** start **
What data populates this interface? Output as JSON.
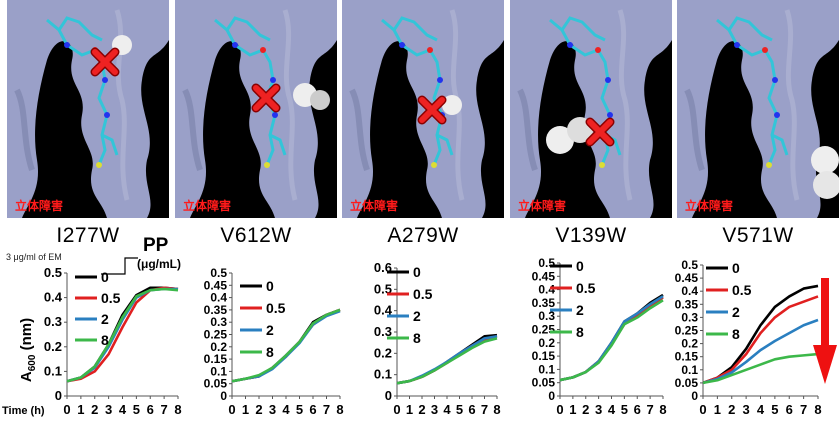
{
  "header": {
    "steric_label": "立体障害",
    "em_note": "3 μg/ml of EM",
    "pp_label": "PP",
    "pp_unit": "(μg/mL)",
    "y_axis_label": "A600 (nm)",
    "time_label": "Time (h)"
  },
  "colors": {
    "surface": "#9aa0c8",
    "background": "#000000",
    "ligand": "#33c5d8",
    "cross": "#ee2222",
    "arrow": "#ee1111"
  },
  "panels": [
    {
      "mutation": "I277W",
      "steric": true
    },
    {
      "mutation": "V612W",
      "steric": true
    },
    {
      "mutation": "A279W",
      "steric": true
    },
    {
      "mutation": "V139W",
      "steric": true
    },
    {
      "mutation": "V571W",
      "steric": true
    }
  ],
  "chart_data": [
    {
      "type": "line",
      "mutation": "I277W",
      "x": [
        0,
        1,
        2,
        3,
        4,
        5,
        6,
        7,
        8
      ],
      "ylim": [
        0,
        0.5
      ],
      "yticks": [
        "0",
        "0.1",
        "0.2",
        "0.3",
        "0.4",
        "0.5"
      ],
      "xticks": [
        "0",
        "1",
        "2",
        "3",
        "4",
        "5",
        "6",
        "7",
        "8"
      ],
      "series": [
        {
          "name": "0",
          "color": "#000000",
          "values": [
            0.06,
            0.075,
            0.12,
            0.21,
            0.33,
            0.41,
            0.44,
            0.44,
            0.435
          ]
        },
        {
          "name": "0.5",
          "color": "#e02020",
          "values": [
            0.06,
            0.07,
            0.1,
            0.17,
            0.28,
            0.38,
            0.43,
            0.44,
            0.435
          ]
        },
        {
          "name": "2",
          "color": "#2a7fc0",
          "values": [
            0.06,
            0.075,
            0.115,
            0.2,
            0.31,
            0.4,
            0.43,
            0.435,
            0.435
          ]
        },
        {
          "name": "8",
          "color": "#3cb84a",
          "values": [
            0.06,
            0.075,
            0.12,
            0.21,
            0.32,
            0.405,
            0.43,
            0.435,
            0.43
          ]
        }
      ]
    },
    {
      "type": "line",
      "mutation": "V612W",
      "x": [
        0,
        1,
        2,
        3,
        4,
        5,
        6,
        7,
        8
      ],
      "ylim": [
        0,
        0.5
      ],
      "yticks": [
        "0",
        "0.05",
        "0.1",
        "0.15",
        "0.2",
        "0.25",
        "0.3",
        "0.35",
        "0.4",
        "0.45",
        "0.5"
      ],
      "xticks": [
        "0",
        "1",
        "2",
        "3",
        "4",
        "5",
        "6",
        "7",
        "8"
      ],
      "series": [
        {
          "name": "0",
          "color": "#000000",
          "values": [
            0.06,
            0.07,
            0.08,
            0.115,
            0.165,
            0.22,
            0.3,
            0.33,
            0.35
          ]
        },
        {
          "name": "0.5",
          "color": "#e02020",
          "values": [
            0.06,
            0.07,
            0.08,
            0.115,
            0.16,
            0.22,
            0.29,
            0.33,
            0.35
          ]
        },
        {
          "name": "2",
          "color": "#2a7fc0",
          "values": [
            0.06,
            0.07,
            0.08,
            0.11,
            0.16,
            0.215,
            0.29,
            0.325,
            0.345
          ]
        },
        {
          "name": "8",
          "color": "#3cb84a",
          "values": [
            0.06,
            0.07,
            0.085,
            0.115,
            0.165,
            0.22,
            0.295,
            0.33,
            0.35
          ]
        }
      ]
    },
    {
      "type": "line",
      "mutation": "A279W",
      "x": [
        0,
        1,
        2,
        3,
        4,
        5,
        6,
        7,
        8
      ],
      "ylim": [
        0,
        0.6
      ],
      "yticks": [
        "0",
        "0.1",
        "0.2",
        "0.3",
        "0.4",
        "0.5",
        "0.6"
      ],
      "xticks": [
        "0",
        "1",
        "2",
        "3",
        "4",
        "5",
        "6",
        "7",
        "8"
      ],
      "series": [
        {
          "name": "0",
          "color": "#000000",
          "values": [
            0.06,
            0.07,
            0.09,
            0.12,
            0.16,
            0.2,
            0.24,
            0.28,
            0.285
          ]
        },
        {
          "name": "0.5",
          "color": "#e02020",
          "values": [
            0.06,
            0.07,
            0.09,
            0.12,
            0.155,
            0.195,
            0.235,
            0.265,
            0.28
          ]
        },
        {
          "name": "2",
          "color": "#2a7fc0",
          "values": [
            0.06,
            0.07,
            0.095,
            0.125,
            0.16,
            0.2,
            0.235,
            0.27,
            0.28
          ]
        },
        {
          "name": "8",
          "color": "#3cb84a",
          "values": [
            0.06,
            0.07,
            0.09,
            0.12,
            0.155,
            0.19,
            0.225,
            0.255,
            0.27
          ]
        }
      ]
    },
    {
      "type": "line",
      "mutation": "V139W",
      "x": [
        0,
        1,
        2,
        3,
        4,
        5,
        6,
        7,
        8
      ],
      "ylim": [
        0,
        0.5
      ],
      "yticks": [
        "0",
        "0.05",
        "0.1",
        "0.15",
        "0.2",
        "0.25",
        "0.3",
        "0.35",
        "0.4",
        "0.45",
        "0.5"
      ],
      "xticks": [
        "0",
        "1",
        "2",
        "3",
        "4",
        "5",
        "6",
        "7",
        "8"
      ],
      "series": [
        {
          "name": "0",
          "color": "#000000",
          "values": [
            0.06,
            0.07,
            0.09,
            0.13,
            0.2,
            0.28,
            0.31,
            0.35,
            0.38
          ]
        },
        {
          "name": "0.5",
          "color": "#e02020",
          "values": [
            0.06,
            0.07,
            0.09,
            0.13,
            0.195,
            0.27,
            0.3,
            0.34,
            0.37
          ]
        },
        {
          "name": "2",
          "color": "#2a7fc0",
          "values": [
            0.06,
            0.07,
            0.09,
            0.13,
            0.2,
            0.28,
            0.31,
            0.345,
            0.375
          ]
        },
        {
          "name": "8",
          "color": "#3cb84a",
          "values": [
            0.06,
            0.07,
            0.09,
            0.125,
            0.19,
            0.27,
            0.295,
            0.33,
            0.36
          ]
        }
      ]
    },
    {
      "type": "line",
      "mutation": "V571W",
      "x": [
        0,
        1,
        2,
        3,
        4,
        5,
        6,
        7,
        8
      ],
      "ylim": [
        0,
        0.5
      ],
      "yticks": [
        "0",
        "0.05",
        "0.1",
        "0.15",
        "0.2",
        "0.25",
        "0.3",
        "0.35",
        "0.4",
        "0.45",
        "0.5"
      ],
      "xticks": [
        "0",
        "1",
        "2",
        "3",
        "4",
        "5",
        "6",
        "7",
        "8"
      ],
      "series": [
        {
          "name": "0",
          "color": "#000000",
          "values": [
            0.05,
            0.07,
            0.11,
            0.18,
            0.27,
            0.34,
            0.38,
            0.41,
            0.42
          ]
        },
        {
          "name": "0.5",
          "color": "#e02020",
          "values": [
            0.05,
            0.07,
            0.1,
            0.16,
            0.24,
            0.3,
            0.34,
            0.36,
            0.38
          ]
        },
        {
          "name": "2",
          "color": "#2a7fc0",
          "values": [
            0.05,
            0.065,
            0.09,
            0.13,
            0.175,
            0.21,
            0.24,
            0.27,
            0.29
          ]
        },
        {
          "name": "8",
          "color": "#3cb84a",
          "values": [
            0.05,
            0.06,
            0.08,
            0.1,
            0.12,
            0.14,
            0.15,
            0.155,
            0.16
          ]
        }
      ],
      "decrease_arrow": true
    }
  ]
}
** end **
▶ WHAT IS BEING ASKED: Nothing in the entries above should change when they are printed again, except that the pictures are dropped.

▶ ANSWER BELOW:
What data populates this interface? Output as JSON.
{
  "header": {
    "steric_label": "立体障害",
    "em_note": "3 μg/ml of EM",
    "pp_label": "PP",
    "pp_unit": "(μg/mL)",
    "y_axis_label": "A600 (nm)",
    "time_label": "Time (h)"
  },
  "colors": {
    "surface": "#9aa0c8",
    "background": "#000000",
    "ligand": "#33c5d8",
    "cross": "#ee2222",
    "arrow": "#ee1111"
  },
  "panels": [
    {
      "mutation": "I277W",
      "steric": true
    },
    {
      "mutation": "V612W",
      "steric": true
    },
    {
      "mutation": "A279W",
      "steric": true
    },
    {
      "mutation": "V139W",
      "steric": true
    },
    {
      "mutation": "V571W",
      "steric": true
    }
  ],
  "chart_data": [
    {
      "type": "line",
      "mutation": "I277W",
      "x": [
        0,
        1,
        2,
        3,
        4,
        5,
        6,
        7,
        8
      ],
      "ylim": [
        0,
        0.5
      ],
      "yticks": [
        "0",
        "0.1",
        "0.2",
        "0.3",
        "0.4",
        "0.5"
      ],
      "xticks": [
        "0",
        "1",
        "2",
        "3",
        "4",
        "5",
        "6",
        "7",
        "8"
      ],
      "series": [
        {
          "name": "0",
          "color": "#000000",
          "values": [
            0.06,
            0.075,
            0.12,
            0.21,
            0.33,
            0.41,
            0.44,
            0.44,
            0.435
          ]
        },
        {
          "name": "0.5",
          "color": "#e02020",
          "values": [
            0.06,
            0.07,
            0.1,
            0.17,
            0.28,
            0.38,
            0.43,
            0.44,
            0.435
          ]
        },
        {
          "name": "2",
          "color": "#2a7fc0",
          "values": [
            0.06,
            0.075,
            0.115,
            0.2,
            0.31,
            0.4,
            0.43,
            0.435,
            0.435
          ]
        },
        {
          "name": "8",
          "color": "#3cb84a",
          "values": [
            0.06,
            0.075,
            0.12,
            0.21,
            0.32,
            0.405,
            0.43,
            0.435,
            0.43
          ]
        }
      ]
    },
    {
      "type": "line",
      "mutation": "V612W",
      "x": [
        0,
        1,
        2,
        3,
        4,
        5,
        6,
        7,
        8
      ],
      "ylim": [
        0,
        0.5
      ],
      "yticks": [
        "0",
        "0.05",
        "0.1",
        "0.15",
        "0.2",
        "0.25",
        "0.3",
        "0.35",
        "0.4",
        "0.45",
        "0.5"
      ],
      "xticks": [
        "0",
        "1",
        "2",
        "3",
        "4",
        "5",
        "6",
        "7",
        "8"
      ],
      "series": [
        {
          "name": "0",
          "color": "#000000",
          "values": [
            0.06,
            0.07,
            0.08,
            0.115,
            0.165,
            0.22,
            0.3,
            0.33,
            0.35
          ]
        },
        {
          "name": "0.5",
          "color": "#e02020",
          "values": [
            0.06,
            0.07,
            0.08,
            0.115,
            0.16,
            0.22,
            0.29,
            0.33,
            0.35
          ]
        },
        {
          "name": "2",
          "color": "#2a7fc0",
          "values": [
            0.06,
            0.07,
            0.08,
            0.11,
            0.16,
            0.215,
            0.29,
            0.325,
            0.345
          ]
        },
        {
          "name": "8",
          "color": "#3cb84a",
          "values": [
            0.06,
            0.07,
            0.085,
            0.115,
            0.165,
            0.22,
            0.295,
            0.33,
            0.35
          ]
        }
      ]
    },
    {
      "type": "line",
      "mutation": "A279W",
      "x": [
        0,
        1,
        2,
        3,
        4,
        5,
        6,
        7,
        8
      ],
      "ylim": [
        0,
        0.6
      ],
      "yticks": [
        "0",
        "0.1",
        "0.2",
        "0.3",
        "0.4",
        "0.5",
        "0.6"
      ],
      "xticks": [
        "0",
        "1",
        "2",
        "3",
        "4",
        "5",
        "6",
        "7",
        "8"
      ],
      "series": [
        {
          "name": "0",
          "color": "#000000",
          "values": [
            0.06,
            0.07,
            0.09,
            0.12,
            0.16,
            0.2,
            0.24,
            0.28,
            0.285
          ]
        },
        {
          "name": "0.5",
          "color": "#e02020",
          "values": [
            0.06,
            0.07,
            0.09,
            0.12,
            0.155,
            0.195,
            0.235,
            0.265,
            0.28
          ]
        },
        {
          "name": "2",
          "color": "#2a7fc0",
          "values": [
            0.06,
            0.07,
            0.095,
            0.125,
            0.16,
            0.2,
            0.235,
            0.27,
            0.28
          ]
        },
        {
          "name": "8",
          "color": "#3cb84a",
          "values": [
            0.06,
            0.07,
            0.09,
            0.12,
            0.155,
            0.19,
            0.225,
            0.255,
            0.27
          ]
        }
      ]
    },
    {
      "type": "line",
      "mutation": "V139W",
      "x": [
        0,
        1,
        2,
        3,
        4,
        5,
        6,
        7,
        8
      ],
      "ylim": [
        0,
        0.5
      ],
      "yticks": [
        "0",
        "0.05",
        "0.1",
        "0.15",
        "0.2",
        "0.25",
        "0.3",
        "0.35",
        "0.4",
        "0.45",
        "0.5"
      ],
      "xticks": [
        "0",
        "1",
        "2",
        "3",
        "4",
        "5",
        "6",
        "7",
        "8"
      ],
      "series": [
        {
          "name": "0",
          "color": "#000000",
          "values": [
            0.06,
            0.07,
            0.09,
            0.13,
            0.2,
            0.28,
            0.31,
            0.35,
            0.38
          ]
        },
        {
          "name": "0.5",
          "color": "#e02020",
          "values": [
            0.06,
            0.07,
            0.09,
            0.13,
            0.195,
            0.27,
            0.3,
            0.34,
            0.37
          ]
        },
        {
          "name": "2",
          "color": "#2a7fc0",
          "values": [
            0.06,
            0.07,
            0.09,
            0.13,
            0.2,
            0.28,
            0.31,
            0.345,
            0.375
          ]
        },
        {
          "name": "8",
          "color": "#3cb84a",
          "values": [
            0.06,
            0.07,
            0.09,
            0.125,
            0.19,
            0.27,
            0.295,
            0.33,
            0.36
          ]
        }
      ]
    },
    {
      "type": "line",
      "mutation": "V571W",
      "x": [
        0,
        1,
        2,
        3,
        4,
        5,
        6,
        7,
        8
      ],
      "ylim": [
        0,
        0.5
      ],
      "yticks": [
        "0",
        "0.05",
        "0.1",
        "0.15",
        "0.2",
        "0.25",
        "0.3",
        "0.35",
        "0.4",
        "0.45",
        "0.5"
      ],
      "xticks": [
        "0",
        "1",
        "2",
        "3",
        "4",
        "5",
        "6",
        "7",
        "8"
      ],
      "series": [
        {
          "name": "0",
          "color": "#000000",
          "values": [
            0.05,
            0.07,
            0.11,
            0.18,
            0.27,
            0.34,
            0.38,
            0.41,
            0.42
          ]
        },
        {
          "name": "0.5",
          "color": "#e02020",
          "values": [
            0.05,
            0.07,
            0.1,
            0.16,
            0.24,
            0.3,
            0.34,
            0.36,
            0.38
          ]
        },
        {
          "name": "2",
          "color": "#2a7fc0",
          "values": [
            0.05,
            0.065,
            0.09,
            0.13,
            0.175,
            0.21,
            0.24,
            0.27,
            0.29
          ]
        },
        {
          "name": "8",
          "color": "#3cb84a",
          "values": [
            0.05,
            0.06,
            0.08,
            0.1,
            0.12,
            0.14,
            0.15,
            0.155,
            0.16
          ]
        }
      ],
      "decrease_arrow": true
    }
  ]
}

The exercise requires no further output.